====== Material shown ======
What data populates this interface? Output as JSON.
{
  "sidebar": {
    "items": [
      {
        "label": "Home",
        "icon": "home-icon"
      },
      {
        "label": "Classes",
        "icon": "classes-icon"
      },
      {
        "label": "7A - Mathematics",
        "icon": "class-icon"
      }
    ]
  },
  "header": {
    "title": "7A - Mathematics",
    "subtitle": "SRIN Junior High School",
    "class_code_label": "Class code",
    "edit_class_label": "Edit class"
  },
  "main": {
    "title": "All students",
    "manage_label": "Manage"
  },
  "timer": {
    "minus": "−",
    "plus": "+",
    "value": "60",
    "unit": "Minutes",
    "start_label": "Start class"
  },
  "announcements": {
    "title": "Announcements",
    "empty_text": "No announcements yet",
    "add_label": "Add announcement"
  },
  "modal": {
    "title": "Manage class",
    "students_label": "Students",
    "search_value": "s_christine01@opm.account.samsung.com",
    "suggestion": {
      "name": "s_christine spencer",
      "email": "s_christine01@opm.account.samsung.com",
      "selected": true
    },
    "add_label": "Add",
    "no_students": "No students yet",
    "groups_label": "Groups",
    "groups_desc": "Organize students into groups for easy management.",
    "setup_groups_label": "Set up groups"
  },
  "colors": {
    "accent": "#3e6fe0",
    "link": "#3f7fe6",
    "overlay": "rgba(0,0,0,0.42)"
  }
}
======
▸ **Problem to work on**: Copy the entries above exactly, leaving none out.

▸ **Finished task**:
What data populates this interface? Output as JSON.
{
  "sidebar": {
    "items": [
      {
        "label": "Home",
        "icon": "home-icon"
      },
      {
        "label": "Classes",
        "icon": "classes-icon"
      },
      {
        "label": "7A - Mathematics",
        "icon": "class-icon"
      }
    ]
  },
  "header": {
    "title": "7A - Mathematics",
    "subtitle": "SRIN Junior High School",
    "class_code_label": "Class code",
    "edit_class_label": "Edit class"
  },
  "main": {
    "title": "All students",
    "manage_label": "Manage"
  },
  "timer": {
    "minus": "−",
    "plus": "+",
    "value": "60",
    "unit": "Minutes",
    "start_label": "Start class"
  },
  "announcements": {
    "title": "Announcements",
    "empty_text": "No announcements yet",
    "add_label": "Add announcement"
  },
  "modal": {
    "title": "Manage class",
    "students_label": "Students",
    "search_value": "s_christine01@opm.account.samsung.com",
    "suggestion": {
      "name": "s_christine spencer",
      "email": "s_christine01@opm.account.samsung.com",
      "selected": true
    },
    "add_label": "Add",
    "no_students": "No students yet",
    "groups_label": "Groups",
    "groups_desc": "Organize students into groups for easy management.",
    "setup_groups_label": "Set up groups"
  },
  "colors": {
    "accent": "#3e6fe0",
    "link": "#3f7fe6",
    "overlay": "rgba(0,0,0,0.42)"
  }
}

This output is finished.